__The request__. Return all the data, word for word.

__Records shown__.

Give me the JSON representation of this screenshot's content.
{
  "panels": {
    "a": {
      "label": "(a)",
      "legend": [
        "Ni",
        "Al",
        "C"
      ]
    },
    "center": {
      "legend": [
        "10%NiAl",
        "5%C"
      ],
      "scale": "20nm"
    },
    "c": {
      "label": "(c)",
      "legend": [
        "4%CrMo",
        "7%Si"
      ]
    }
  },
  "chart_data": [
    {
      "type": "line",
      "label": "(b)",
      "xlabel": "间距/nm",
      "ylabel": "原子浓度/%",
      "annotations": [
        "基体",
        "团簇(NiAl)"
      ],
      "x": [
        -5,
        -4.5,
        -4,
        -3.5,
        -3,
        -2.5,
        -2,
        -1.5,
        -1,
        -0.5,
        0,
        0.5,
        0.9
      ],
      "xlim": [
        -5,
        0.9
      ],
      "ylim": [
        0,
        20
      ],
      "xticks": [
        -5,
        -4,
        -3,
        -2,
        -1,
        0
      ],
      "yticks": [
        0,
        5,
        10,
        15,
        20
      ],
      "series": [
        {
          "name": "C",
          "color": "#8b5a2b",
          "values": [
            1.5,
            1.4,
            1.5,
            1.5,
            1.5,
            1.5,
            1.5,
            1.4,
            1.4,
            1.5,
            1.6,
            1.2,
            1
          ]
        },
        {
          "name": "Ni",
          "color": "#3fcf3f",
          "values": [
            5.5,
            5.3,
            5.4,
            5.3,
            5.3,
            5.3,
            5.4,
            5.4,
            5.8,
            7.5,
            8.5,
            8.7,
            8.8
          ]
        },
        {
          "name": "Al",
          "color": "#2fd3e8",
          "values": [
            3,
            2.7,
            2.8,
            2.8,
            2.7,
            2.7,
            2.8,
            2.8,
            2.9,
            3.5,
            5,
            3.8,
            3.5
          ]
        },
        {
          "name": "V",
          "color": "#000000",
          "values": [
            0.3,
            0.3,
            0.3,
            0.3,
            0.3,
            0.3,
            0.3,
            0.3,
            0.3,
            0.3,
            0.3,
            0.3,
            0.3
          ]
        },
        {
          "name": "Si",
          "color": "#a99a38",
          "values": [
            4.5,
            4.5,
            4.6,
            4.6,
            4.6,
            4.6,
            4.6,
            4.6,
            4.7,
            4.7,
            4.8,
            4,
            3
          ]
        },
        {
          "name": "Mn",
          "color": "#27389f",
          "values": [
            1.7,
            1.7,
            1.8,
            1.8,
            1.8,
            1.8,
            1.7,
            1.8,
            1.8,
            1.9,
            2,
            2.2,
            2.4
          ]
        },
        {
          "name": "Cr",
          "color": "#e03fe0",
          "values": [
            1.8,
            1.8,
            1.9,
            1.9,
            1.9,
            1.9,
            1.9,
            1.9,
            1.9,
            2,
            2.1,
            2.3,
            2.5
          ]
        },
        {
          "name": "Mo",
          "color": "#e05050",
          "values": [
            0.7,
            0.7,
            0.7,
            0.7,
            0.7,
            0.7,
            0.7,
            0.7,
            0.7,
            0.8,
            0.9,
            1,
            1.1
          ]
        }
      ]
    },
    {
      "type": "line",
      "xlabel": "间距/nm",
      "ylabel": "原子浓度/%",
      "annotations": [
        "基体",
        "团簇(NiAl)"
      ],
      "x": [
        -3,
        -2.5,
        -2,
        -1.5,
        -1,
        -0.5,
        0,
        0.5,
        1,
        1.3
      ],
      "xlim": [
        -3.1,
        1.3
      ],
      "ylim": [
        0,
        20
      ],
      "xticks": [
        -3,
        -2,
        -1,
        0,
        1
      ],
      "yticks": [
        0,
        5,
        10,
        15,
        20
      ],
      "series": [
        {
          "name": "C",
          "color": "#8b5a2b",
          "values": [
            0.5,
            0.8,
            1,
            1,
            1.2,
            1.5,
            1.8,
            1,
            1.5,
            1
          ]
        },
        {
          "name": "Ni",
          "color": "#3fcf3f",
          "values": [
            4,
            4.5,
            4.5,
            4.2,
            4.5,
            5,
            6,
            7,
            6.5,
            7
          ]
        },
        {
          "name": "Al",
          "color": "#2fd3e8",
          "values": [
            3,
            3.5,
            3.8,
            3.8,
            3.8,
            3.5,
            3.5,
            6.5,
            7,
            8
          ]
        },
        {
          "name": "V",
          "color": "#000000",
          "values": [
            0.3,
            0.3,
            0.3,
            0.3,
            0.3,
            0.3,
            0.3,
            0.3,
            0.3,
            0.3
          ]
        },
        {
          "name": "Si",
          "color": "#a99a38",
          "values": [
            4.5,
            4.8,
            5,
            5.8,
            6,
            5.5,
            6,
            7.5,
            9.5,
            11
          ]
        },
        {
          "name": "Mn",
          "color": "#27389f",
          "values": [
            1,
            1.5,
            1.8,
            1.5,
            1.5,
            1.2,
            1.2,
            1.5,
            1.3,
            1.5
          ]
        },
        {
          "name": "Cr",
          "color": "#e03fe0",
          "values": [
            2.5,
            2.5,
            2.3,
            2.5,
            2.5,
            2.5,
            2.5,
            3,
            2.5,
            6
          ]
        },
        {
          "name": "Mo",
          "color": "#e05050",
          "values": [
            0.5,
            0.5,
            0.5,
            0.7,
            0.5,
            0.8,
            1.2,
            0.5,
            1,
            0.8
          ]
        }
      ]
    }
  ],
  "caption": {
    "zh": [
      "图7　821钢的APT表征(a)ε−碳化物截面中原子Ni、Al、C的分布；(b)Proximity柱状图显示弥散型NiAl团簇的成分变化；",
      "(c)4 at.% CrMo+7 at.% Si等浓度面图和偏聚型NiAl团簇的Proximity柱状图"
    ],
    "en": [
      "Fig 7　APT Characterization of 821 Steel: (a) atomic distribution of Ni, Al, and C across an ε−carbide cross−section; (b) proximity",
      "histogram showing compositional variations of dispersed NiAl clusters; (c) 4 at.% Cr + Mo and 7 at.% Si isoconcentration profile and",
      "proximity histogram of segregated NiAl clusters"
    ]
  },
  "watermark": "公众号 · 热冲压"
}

__Solved exercise__.
Give me the JSON representation of this screenshot's content.
{
  "panels": {
    "a": {
      "label": "(a)",
      "legend": [
        "Ni",
        "Al",
        "C"
      ]
    },
    "center": {
      "legend": [
        "10%NiAl",
        "5%C"
      ],
      "scale": "20nm"
    },
    "c": {
      "label": "(c)",
      "legend": [
        "4%CrMo",
        "7%Si"
      ]
    }
  },
  "chart_data": [
    {
      "type": "line",
      "label": "(b)",
      "xlabel": "间距/nm",
      "ylabel": "原子浓度/%",
      "annotations": [
        "基体",
        "团簇(NiAl)"
      ],
      "x": [
        -5,
        -4.5,
        -4,
        -3.5,
        -3,
        -2.5,
        -2,
        -1.5,
        -1,
        -0.5,
        0,
        0.5,
        0.9
      ],
      "xlim": [
        -5,
        0.9
      ],
      "ylim": [
        0,
        20
      ],
      "xticks": [
        -5,
        -4,
        -3,
        -2,
        -1,
        0
      ],
      "yticks": [
        0,
        5,
        10,
        15,
        20
      ],
      "series": [
        {
          "name": "C",
          "color": "#8b5a2b",
          "values": [
            1.5,
            1.4,
            1.5,
            1.5,
            1.5,
            1.5,
            1.5,
            1.4,
            1.4,
            1.5,
            1.6,
            1.2,
            1
          ]
        },
        {
          "name": "Ni",
          "color": "#3fcf3f",
          "values": [
            5.5,
            5.3,
            5.4,
            5.3,
            5.3,
            5.3,
            5.4,
            5.4,
            5.8,
            7.5,
            8.5,
            8.7,
            8.8
          ]
        },
        {
          "name": "Al",
          "color": "#2fd3e8",
          "values": [
            3,
            2.7,
            2.8,
            2.8,
            2.7,
            2.7,
            2.8,
            2.8,
            2.9,
            3.5,
            5,
            3.8,
            3.5
          ]
        },
        {
          "name": "V",
          "color": "#000000",
          "values": [
            0.3,
            0.3,
            0.3,
            0.3,
            0.3,
            0.3,
            0.3,
            0.3,
            0.3,
            0.3,
            0.3,
            0.3,
            0.3
          ]
        },
        {
          "name": "Si",
          "color": "#a99a38",
          "values": [
            4.5,
            4.5,
            4.6,
            4.6,
            4.6,
            4.6,
            4.6,
            4.6,
            4.7,
            4.7,
            4.8,
            4,
            3
          ]
        },
        {
          "name": "Mn",
          "color": "#27389f",
          "values": [
            1.7,
            1.7,
            1.8,
            1.8,
            1.8,
            1.8,
            1.7,
            1.8,
            1.8,
            1.9,
            2,
            2.2,
            2.4
          ]
        },
        {
          "name": "Cr",
          "color": "#e03fe0",
          "values": [
            1.8,
            1.8,
            1.9,
            1.9,
            1.9,
            1.9,
            1.9,
            1.9,
            1.9,
            2,
            2.1,
            2.3,
            2.5
          ]
        },
        {
          "name": "Mo",
          "color": "#e05050",
          "values": [
            0.7,
            0.7,
            0.7,
            0.7,
            0.7,
            0.7,
            0.7,
            0.7,
            0.7,
            0.8,
            0.9,
            1,
            1.1
          ]
        }
      ]
    },
    {
      "type": "line",
      "xlabel": "间距/nm",
      "ylabel": "原子浓度/%",
      "annotations": [
        "基体",
        "团簇(NiAl)"
      ],
      "x": [
        -3,
        -2.5,
        -2,
        -1.5,
        -1,
        -0.5,
        0,
        0.5,
        1,
        1.3
      ],
      "xlim": [
        -3.1,
        1.3
      ],
      "ylim": [
        0,
        20
      ],
      "xticks": [
        -3,
        -2,
        -1,
        0,
        1
      ],
      "yticks": [
        0,
        5,
        10,
        15,
        20
      ],
      "series": [
        {
          "name": "C",
          "color": "#8b5a2b",
          "values": [
            0.5,
            0.8,
            1,
            1,
            1.2,
            1.5,
            1.8,
            1,
            1.5,
            1
          ]
        },
        {
          "name": "Ni",
          "color": "#3fcf3f",
          "values": [
            4,
            4.5,
            4.5,
            4.2,
            4.5,
            5,
            6,
            7,
            6.5,
            7
          ]
        },
        {
          "name": "Al",
          "color": "#2fd3e8",
          "values": [
            3,
            3.5,
            3.8,
            3.8,
            3.8,
            3.5,
            3.5,
            6.5,
            7,
            8
          ]
        },
        {
          "name": "V",
          "color": "#000000",
          "values": [
            0.3,
            0.3,
            0.3,
            0.3,
            0.3,
            0.3,
            0.3,
            0.3,
            0.3,
            0.3
          ]
        },
        {
          "name": "Si",
          "color": "#a99a38",
          "values": [
            4.5,
            4.8,
            5,
            5.8,
            6,
            5.5,
            6,
            7.5,
            9.5,
            11
          ]
        },
        {
          "name": "Mn",
          "color": "#27389f",
          "values": [
            1,
            1.5,
            1.8,
            1.5,
            1.5,
            1.2,
            1.2,
            1.5,
            1.3,
            1.5
          ]
        },
        {
          "name": "Cr",
          "color": "#e03fe0",
          "values": [
            2.5,
            2.5,
            2.3,
            2.5,
            2.5,
            2.5,
            2.5,
            3,
            2.5,
            6
          ]
        },
        {
          "name": "Mo",
          "color": "#e05050",
          "values": [
            0.5,
            0.5,
            0.5,
            0.7,
            0.5,
            0.8,
            1.2,
            0.5,
            1,
            0.8
          ]
        }
      ]
    }
  ],
  "caption": {
    "zh": [
      "图7　821钢的APT表征(a)ε−碳化物截面中原子Ni、Al、C的分布；(b)Proximity柱状图显示弥散型NiAl团簇的成分变化；",
      "(c)4 at.% CrMo+7 at.% Si等浓度面图和偏聚型NiAl团簇的Proximity柱状图"
    ],
    "en": [
      "Fig 7　APT Characterization of 821 Steel: (a) atomic distribution of Ni, Al, and C across an ε−carbide cross−section; (b) proximity",
      "histogram showing compositional variations of dispersed NiAl clusters; (c) 4 at.% Cr + Mo and 7 at.% Si isoconcentration profile and",
      "proximity histogram of segregated NiAl clusters"
    ]
  },
  "watermark": "公众号 · 热冲压"
}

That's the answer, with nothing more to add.